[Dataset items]
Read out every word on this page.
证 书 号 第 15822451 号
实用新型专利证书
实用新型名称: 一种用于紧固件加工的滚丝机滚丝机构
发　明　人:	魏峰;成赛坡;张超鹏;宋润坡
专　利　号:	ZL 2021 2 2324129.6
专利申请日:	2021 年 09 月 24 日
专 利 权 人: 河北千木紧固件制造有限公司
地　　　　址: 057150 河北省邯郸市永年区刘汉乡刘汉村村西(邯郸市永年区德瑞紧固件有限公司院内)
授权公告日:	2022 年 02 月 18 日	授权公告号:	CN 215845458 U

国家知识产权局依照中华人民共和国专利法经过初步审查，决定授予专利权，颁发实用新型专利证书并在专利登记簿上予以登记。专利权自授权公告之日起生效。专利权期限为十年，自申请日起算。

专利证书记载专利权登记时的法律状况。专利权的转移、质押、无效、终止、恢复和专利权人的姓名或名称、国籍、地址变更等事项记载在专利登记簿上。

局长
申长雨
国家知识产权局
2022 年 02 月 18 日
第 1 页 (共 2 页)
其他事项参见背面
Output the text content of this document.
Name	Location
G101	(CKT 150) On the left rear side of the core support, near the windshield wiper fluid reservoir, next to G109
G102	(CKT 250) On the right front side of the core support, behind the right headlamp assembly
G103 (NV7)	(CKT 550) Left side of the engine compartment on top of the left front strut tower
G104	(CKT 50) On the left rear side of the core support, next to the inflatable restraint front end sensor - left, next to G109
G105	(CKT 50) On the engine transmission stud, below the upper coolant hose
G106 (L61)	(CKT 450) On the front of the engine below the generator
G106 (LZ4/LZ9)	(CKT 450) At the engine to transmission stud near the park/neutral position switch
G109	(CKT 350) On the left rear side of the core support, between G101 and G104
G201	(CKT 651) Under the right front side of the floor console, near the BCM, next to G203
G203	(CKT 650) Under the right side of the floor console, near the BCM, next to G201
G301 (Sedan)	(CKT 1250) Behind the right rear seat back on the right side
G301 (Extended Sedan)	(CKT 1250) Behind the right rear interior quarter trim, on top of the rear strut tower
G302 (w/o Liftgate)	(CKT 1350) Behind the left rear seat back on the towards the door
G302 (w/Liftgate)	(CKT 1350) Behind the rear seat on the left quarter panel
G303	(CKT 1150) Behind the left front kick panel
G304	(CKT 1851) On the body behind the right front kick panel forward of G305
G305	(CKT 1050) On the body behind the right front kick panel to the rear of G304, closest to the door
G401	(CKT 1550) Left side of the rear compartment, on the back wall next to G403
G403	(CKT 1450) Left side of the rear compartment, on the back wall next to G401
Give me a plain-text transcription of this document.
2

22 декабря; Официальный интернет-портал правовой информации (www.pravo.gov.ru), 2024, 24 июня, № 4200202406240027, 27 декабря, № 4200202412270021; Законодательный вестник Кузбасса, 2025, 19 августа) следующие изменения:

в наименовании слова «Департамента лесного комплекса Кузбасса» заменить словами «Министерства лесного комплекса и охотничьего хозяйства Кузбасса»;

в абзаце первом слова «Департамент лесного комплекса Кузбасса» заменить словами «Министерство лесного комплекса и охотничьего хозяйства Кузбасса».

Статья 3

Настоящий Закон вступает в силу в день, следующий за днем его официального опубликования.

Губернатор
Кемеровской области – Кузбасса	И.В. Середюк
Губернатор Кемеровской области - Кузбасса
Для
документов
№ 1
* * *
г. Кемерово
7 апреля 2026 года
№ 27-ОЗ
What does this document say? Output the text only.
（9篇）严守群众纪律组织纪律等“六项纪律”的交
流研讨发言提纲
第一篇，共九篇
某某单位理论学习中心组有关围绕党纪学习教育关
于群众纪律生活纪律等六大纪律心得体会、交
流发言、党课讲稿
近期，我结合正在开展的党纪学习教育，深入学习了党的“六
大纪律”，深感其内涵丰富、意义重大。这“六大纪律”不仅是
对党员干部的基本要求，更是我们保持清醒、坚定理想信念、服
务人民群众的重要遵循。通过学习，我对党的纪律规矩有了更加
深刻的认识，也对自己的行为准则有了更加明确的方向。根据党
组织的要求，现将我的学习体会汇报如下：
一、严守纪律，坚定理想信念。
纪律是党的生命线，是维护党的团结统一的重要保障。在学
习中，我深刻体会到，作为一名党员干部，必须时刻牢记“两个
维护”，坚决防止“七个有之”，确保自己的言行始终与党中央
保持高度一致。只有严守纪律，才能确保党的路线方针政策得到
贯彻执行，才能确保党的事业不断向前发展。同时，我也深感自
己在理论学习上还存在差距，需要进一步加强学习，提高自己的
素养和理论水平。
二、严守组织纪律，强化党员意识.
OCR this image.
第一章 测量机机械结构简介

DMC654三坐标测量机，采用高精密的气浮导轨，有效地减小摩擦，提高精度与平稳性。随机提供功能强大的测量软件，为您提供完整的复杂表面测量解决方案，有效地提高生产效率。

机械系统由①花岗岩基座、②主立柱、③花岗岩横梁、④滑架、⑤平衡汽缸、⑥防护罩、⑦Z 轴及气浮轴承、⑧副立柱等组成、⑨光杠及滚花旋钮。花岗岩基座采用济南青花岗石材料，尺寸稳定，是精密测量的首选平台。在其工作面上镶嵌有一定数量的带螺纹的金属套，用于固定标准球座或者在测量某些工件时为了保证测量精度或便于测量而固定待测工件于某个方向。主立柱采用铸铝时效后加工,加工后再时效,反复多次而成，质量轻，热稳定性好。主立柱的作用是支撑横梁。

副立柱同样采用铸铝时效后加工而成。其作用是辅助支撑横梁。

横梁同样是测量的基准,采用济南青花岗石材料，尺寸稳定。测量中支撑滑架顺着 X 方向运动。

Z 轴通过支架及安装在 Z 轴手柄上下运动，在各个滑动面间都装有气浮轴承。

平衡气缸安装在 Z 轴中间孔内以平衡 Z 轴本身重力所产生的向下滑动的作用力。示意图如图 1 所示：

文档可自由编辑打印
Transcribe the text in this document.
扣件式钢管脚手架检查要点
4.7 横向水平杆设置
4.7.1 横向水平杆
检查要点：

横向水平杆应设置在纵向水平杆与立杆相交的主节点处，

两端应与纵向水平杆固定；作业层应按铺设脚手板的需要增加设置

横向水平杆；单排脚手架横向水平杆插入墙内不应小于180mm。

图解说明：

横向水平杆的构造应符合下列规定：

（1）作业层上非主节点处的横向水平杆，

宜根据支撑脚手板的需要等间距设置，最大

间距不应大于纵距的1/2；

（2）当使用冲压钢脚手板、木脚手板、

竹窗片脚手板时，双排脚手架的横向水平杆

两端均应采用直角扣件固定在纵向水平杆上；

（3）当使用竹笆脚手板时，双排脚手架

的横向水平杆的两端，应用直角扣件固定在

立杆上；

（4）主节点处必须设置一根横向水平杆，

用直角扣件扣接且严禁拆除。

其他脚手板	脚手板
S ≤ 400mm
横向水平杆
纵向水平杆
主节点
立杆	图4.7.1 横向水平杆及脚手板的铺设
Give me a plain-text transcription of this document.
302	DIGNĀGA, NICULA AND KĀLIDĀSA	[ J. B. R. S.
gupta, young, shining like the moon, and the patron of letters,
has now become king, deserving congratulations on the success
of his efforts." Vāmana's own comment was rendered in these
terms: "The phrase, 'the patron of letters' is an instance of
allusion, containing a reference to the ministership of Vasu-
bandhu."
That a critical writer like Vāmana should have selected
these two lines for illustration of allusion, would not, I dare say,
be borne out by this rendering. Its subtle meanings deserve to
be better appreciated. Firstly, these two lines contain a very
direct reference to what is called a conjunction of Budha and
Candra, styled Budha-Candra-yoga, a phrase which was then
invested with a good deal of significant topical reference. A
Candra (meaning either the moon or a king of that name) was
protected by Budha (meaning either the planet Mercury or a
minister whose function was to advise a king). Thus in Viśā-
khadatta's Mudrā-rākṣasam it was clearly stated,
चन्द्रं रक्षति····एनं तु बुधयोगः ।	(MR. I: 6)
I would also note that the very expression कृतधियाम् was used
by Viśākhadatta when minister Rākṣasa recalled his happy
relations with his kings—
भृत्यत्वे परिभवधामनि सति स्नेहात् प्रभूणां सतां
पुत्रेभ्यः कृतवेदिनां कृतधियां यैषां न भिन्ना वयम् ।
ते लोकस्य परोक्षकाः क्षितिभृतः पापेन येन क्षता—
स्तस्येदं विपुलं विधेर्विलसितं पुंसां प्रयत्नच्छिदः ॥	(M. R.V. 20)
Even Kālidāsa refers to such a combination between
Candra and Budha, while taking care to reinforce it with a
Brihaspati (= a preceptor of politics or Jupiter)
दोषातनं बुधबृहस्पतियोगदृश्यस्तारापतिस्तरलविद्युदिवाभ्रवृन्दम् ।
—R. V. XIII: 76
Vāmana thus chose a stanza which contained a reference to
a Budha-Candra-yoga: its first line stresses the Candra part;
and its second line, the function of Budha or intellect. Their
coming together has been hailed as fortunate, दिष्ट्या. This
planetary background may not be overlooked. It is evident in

> Work to do:
State how many lines above include the word "allusion", and nothing more.

> Right answer:
2